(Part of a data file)

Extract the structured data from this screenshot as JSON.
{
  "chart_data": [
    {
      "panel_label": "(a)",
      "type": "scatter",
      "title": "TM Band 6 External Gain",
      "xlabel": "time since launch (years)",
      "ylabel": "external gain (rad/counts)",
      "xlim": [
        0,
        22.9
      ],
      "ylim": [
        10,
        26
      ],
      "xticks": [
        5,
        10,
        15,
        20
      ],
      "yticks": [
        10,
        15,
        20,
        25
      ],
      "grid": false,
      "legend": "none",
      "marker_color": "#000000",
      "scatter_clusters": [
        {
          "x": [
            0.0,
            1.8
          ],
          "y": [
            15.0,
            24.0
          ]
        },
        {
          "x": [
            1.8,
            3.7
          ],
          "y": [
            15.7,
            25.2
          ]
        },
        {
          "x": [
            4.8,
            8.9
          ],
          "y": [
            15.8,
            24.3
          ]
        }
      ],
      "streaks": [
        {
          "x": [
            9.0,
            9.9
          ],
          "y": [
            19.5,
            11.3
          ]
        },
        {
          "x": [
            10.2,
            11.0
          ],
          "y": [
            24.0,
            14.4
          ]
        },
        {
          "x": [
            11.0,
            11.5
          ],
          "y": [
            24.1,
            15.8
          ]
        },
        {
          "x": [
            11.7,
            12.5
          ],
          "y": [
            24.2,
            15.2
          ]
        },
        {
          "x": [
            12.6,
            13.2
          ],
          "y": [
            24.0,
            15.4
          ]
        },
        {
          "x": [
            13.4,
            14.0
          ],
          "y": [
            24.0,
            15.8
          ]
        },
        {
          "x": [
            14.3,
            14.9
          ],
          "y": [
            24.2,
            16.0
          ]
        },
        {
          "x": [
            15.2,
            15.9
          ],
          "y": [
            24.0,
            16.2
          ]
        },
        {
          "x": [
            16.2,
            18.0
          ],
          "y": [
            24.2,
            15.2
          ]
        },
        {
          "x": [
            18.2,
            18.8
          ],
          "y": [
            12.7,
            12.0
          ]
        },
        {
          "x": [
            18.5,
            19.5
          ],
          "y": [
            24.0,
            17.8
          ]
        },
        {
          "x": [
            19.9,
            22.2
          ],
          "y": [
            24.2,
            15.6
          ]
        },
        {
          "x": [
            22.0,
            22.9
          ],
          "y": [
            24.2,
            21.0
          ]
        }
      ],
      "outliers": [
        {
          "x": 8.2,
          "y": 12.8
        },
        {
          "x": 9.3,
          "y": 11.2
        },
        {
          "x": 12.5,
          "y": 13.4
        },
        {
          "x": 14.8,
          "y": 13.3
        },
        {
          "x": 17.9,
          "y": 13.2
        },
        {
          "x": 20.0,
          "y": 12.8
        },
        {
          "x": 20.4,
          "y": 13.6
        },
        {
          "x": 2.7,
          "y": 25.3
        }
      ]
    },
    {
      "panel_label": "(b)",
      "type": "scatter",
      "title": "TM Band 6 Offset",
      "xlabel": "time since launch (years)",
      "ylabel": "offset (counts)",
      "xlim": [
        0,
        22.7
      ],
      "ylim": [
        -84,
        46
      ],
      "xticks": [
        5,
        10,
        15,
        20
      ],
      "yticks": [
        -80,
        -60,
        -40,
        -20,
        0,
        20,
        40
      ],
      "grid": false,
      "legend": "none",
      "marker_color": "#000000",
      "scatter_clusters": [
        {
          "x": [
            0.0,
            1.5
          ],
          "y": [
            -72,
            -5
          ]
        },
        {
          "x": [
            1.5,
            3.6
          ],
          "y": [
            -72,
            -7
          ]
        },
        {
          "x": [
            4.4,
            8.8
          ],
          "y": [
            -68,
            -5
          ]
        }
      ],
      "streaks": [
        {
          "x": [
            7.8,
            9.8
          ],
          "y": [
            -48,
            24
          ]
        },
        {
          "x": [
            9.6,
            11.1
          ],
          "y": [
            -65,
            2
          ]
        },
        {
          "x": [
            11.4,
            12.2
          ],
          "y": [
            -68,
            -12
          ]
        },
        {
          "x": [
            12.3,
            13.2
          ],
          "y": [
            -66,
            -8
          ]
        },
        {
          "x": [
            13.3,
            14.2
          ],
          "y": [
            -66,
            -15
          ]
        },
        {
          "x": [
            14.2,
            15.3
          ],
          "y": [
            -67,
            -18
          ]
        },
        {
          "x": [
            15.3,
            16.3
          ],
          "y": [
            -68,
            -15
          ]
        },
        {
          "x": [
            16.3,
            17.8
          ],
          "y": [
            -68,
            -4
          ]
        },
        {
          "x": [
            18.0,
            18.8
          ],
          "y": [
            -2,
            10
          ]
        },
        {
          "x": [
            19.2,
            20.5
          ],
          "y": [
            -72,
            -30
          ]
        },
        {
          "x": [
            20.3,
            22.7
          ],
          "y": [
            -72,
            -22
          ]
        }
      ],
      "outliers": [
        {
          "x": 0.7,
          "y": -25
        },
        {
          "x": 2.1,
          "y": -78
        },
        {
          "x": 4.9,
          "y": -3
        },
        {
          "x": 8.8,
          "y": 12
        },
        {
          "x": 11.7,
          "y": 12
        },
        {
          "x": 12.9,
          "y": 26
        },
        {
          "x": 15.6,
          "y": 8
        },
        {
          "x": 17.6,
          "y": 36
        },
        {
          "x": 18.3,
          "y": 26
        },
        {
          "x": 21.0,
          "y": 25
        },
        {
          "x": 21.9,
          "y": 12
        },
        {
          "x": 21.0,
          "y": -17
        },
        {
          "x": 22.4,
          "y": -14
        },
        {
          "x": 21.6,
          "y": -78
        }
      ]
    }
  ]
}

• _Written instruction_: Reproduce the material above without altering a single character.

• _Written reply_:
Extract the structured data from this screenshot as JSON.
{
  "chart_data": [
    {
      "panel_label": "(a)",
      "type": "scatter",
      "title": "TM Band 6 External Gain",
      "xlabel": "time since launch (years)",
      "ylabel": "external gain (rad/counts)",
      "xlim": [
        0,
        22.9
      ],
      "ylim": [
        10,
        26
      ],
      "xticks": [
        5,
        10,
        15,
        20
      ],
      "yticks": [
        10,
        15,
        20,
        25
      ],
      "grid": false,
      "legend": "none",
      "marker_color": "#000000",
      "scatter_clusters": [
        {
          "x": [
            0.0,
            1.8
          ],
          "y": [
            15.0,
            24.0
          ]
        },
        {
          "x": [
            1.8,
            3.7
          ],
          "y": [
            15.7,
            25.2
          ]
        },
        {
          "x": [
            4.8,
            8.9
          ],
          "y": [
            15.8,
            24.3
          ]
        }
      ],
      "streaks": [
        {
          "x": [
            9.0,
            9.9
          ],
          "y": [
            19.5,
            11.3
          ]
        },
        {
          "x": [
            10.2,
            11.0
          ],
          "y": [
            24.0,
            14.4
          ]
        },
        {
          "x": [
            11.0,
            11.5
          ],
          "y": [
            24.1,
            15.8
          ]
        },
        {
          "x": [
            11.7,
            12.5
          ],
          "y": [
            24.2,
            15.2
          ]
        },
        {
          "x": [
            12.6,
            13.2
          ],
          "y": [
            24.0,
            15.4
          ]
        },
        {
          "x": [
            13.4,
            14.0
          ],
          "y": [
            24.0,
            15.8
          ]
        },
        {
          "x": [
            14.3,
            14.9
          ],
          "y": [
            24.2,
            16.0
          ]
        },
        {
          "x": [
            15.2,
            15.9
          ],
          "y": [
            24.0,
            16.2
          ]
        },
        {
          "x": [
            16.2,
            18.0
          ],
          "y": [
            24.2,
            15.2
          ]
        },
        {
          "x": [
            18.2,
            18.8
          ],
          "y": [
            12.7,
            12.0
          ]
        },
        {
          "x": [
            18.5,
            19.5
          ],
          "y": [
            24.0,
            17.8
          ]
        },
        {
          "x": [
            19.9,
            22.2
          ],
          "y": [
            24.2,
            15.6
          ]
        },
        {
          "x": [
            22.0,
            22.9
          ],
          "y": [
            24.2,
            21.0
          ]
        }
      ],
      "outliers": [
        {
          "x": 8.2,
          "y": 12.8
        },
        {
          "x": 9.3,
          "y": 11.2
        },
        {
          "x": 12.5,
          "y": 13.4
        },
        {
          "x": 14.8,
          "y": 13.3
        },
        {
          "x": 17.9,
          "y": 13.2
        },
        {
          "x": 20.0,
          "y": 12.8
        },
        {
          "x": 20.4,
          "y": 13.6
        },
        {
          "x": 2.7,
          "y": 25.3
        }
      ]
    },
    {
      "panel_label": "(b)",
      "type": "scatter",
      "title": "TM Band 6 Offset",
      "xlabel": "time since launch (years)",
      "ylabel": "offset (counts)",
      "xlim": [
        0,
        22.7
      ],
      "ylim": [
        -84,
        46
      ],
      "xticks": [
        5,
        10,
        15,
        20
      ],
      "yticks": [
        -80,
        -60,
        -40,
        -20,
        0,
        20,
        40
      ],
      "grid": false,
      "legend": "none",
      "marker_color": "#000000",
      "scatter_clusters": [
        {
          "x": [
            0.0,
            1.5
          ],
          "y": [
            -72,
            -5
          ]
        },
        {
          "x": [
            1.5,
            3.6
          ],
          "y": [
            -72,
            -7
          ]
        },
        {
          "x": [
            4.4,
            8.8
          ],
          "y": [
            -68,
            -5
          ]
        }
      ],
      "streaks": [
        {
          "x": [
            7.8,
            9.8
          ],
          "y": [
            -48,
            24
          ]
        },
        {
          "x": [
            9.6,
            11.1
          ],
          "y": [
            -65,
            2
          ]
        },
        {
          "x": [
            11.4,
            12.2
          ],
          "y": [
            -68,
            -12
          ]
        },
        {
          "x": [
            12.3,
            13.2
          ],
          "y": [
            -66,
            -8
          ]
        },
        {
          "x": [
            13.3,
            14.2
          ],
          "y": [
            -66,
            -15
          ]
        },
        {
          "x": [
            14.2,
            15.3
          ],
          "y": [
            -67,
            -18
          ]
        },
        {
          "x": [
            15.3,
            16.3
          ],
          "y": [
            -68,
            -15
          ]
        },
        {
          "x": [
            16.3,
            17.8
          ],
          "y": [
            -68,
            -4
          ]
        },
        {
          "x": [
            18.0,
            18.8
          ],
          "y": [
            -2,
            10
          ]
        },
        {
          "x": [
            19.2,
            20.5
          ],
          "y": [
            -72,
            -30
          ]
        },
        {
          "x": [
            20.3,
            22.7
          ],
          "y": [
            -72,
            -22
          ]
        }
      ],
      "outliers": [
        {
          "x": 0.7,
          "y": -25
        },
        {
          "x": 2.1,
          "y": -78
        },
        {
          "x": 4.9,
          "y": -3
        },
        {
          "x": 8.8,
          "y": 12
        },
        {
          "x": 11.7,
          "y": 12
        },
        {
          "x": 12.9,
          "y": 26
        },
        {
          "x": 15.6,
          "y": 8
        },
        {
          "x": 17.6,
          "y": 36
        },
        {
          "x": 18.3,
          "y": 26
        },
        {
          "x": 21.0,
          "y": 25
        },
        {
          "x": 21.9,
          "y": 12
        },
        {
          "x": 21.0,
          "y": -17
        },
        {
          "x": 22.4,
          "y": -14
        },
        {
          "x": 21.6,
          "y": -78
        }
      ]
    }
  ]
}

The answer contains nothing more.